RECORDS FOR THIS TASK:
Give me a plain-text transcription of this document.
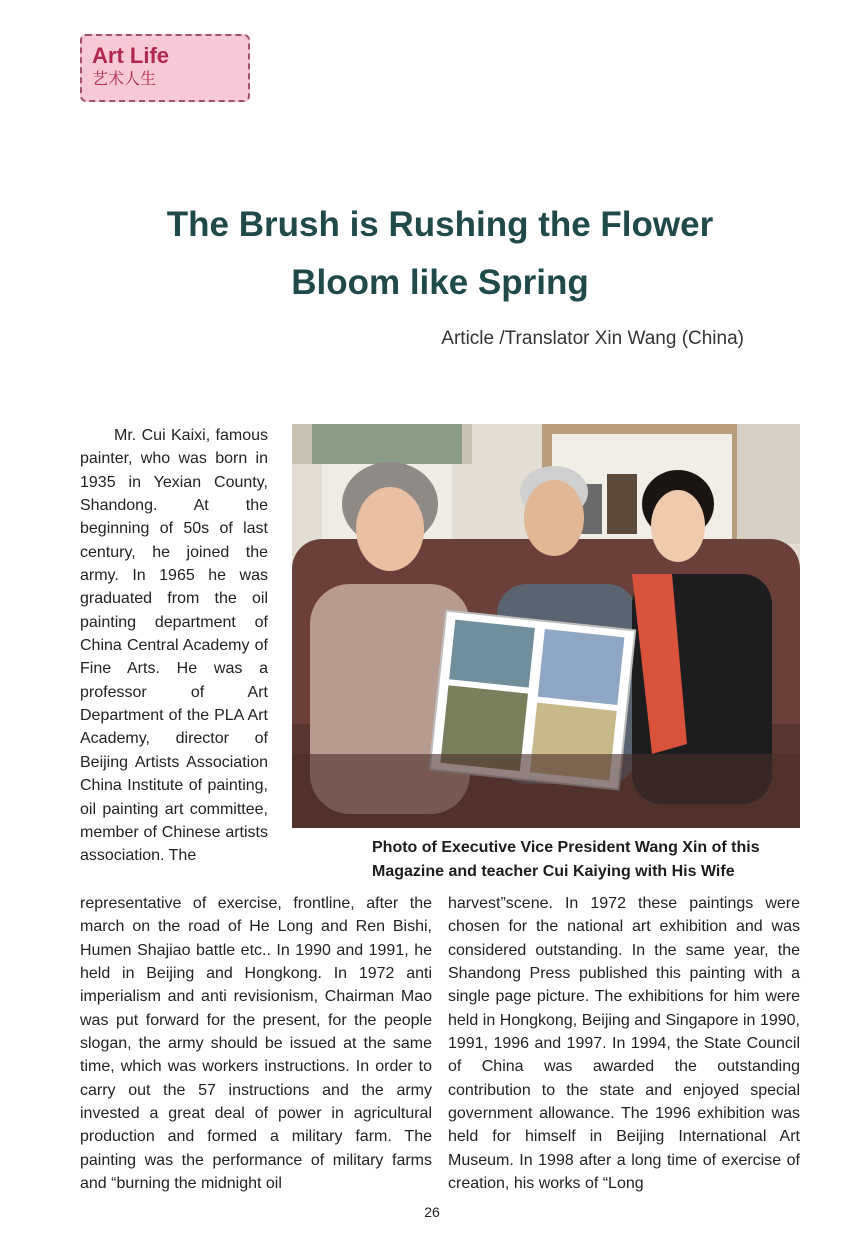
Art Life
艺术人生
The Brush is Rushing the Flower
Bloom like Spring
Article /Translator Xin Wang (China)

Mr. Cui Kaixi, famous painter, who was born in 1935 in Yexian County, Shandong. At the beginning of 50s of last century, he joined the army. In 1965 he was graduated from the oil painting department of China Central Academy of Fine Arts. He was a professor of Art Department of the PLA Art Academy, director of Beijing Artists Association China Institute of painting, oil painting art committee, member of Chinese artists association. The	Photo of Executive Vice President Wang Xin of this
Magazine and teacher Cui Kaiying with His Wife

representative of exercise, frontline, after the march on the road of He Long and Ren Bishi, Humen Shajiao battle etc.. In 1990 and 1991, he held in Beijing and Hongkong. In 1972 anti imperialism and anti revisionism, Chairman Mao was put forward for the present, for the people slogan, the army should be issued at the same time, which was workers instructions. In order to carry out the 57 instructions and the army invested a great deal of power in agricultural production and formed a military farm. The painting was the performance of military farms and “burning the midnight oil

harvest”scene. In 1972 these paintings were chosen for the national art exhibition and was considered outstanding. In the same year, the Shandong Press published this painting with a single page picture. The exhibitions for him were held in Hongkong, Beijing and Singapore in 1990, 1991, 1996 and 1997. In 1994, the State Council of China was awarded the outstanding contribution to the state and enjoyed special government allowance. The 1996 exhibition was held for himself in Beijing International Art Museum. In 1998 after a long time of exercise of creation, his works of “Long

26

WRITTEN TASK: Make a copy of each line that contains the string "Wang".

WRITTEN RESPONSE:
Article /Translator Xin Wang (China)
Mr. Cui Kaixi, famous painter, who was born in 1935 in Yexian County, Shandong. At the beginning of 50s of last century, he joined the army. In 1965 he was graduated from the oil painting department of China Central Academy of Fine Arts. He was a professor of Art Department of the PLA Art Academy, director of Beijing Artists Association China Institute of painting, oil painting art committee, member of Chinese artists association. The	Photo of Executive Vice President Wang Xin of this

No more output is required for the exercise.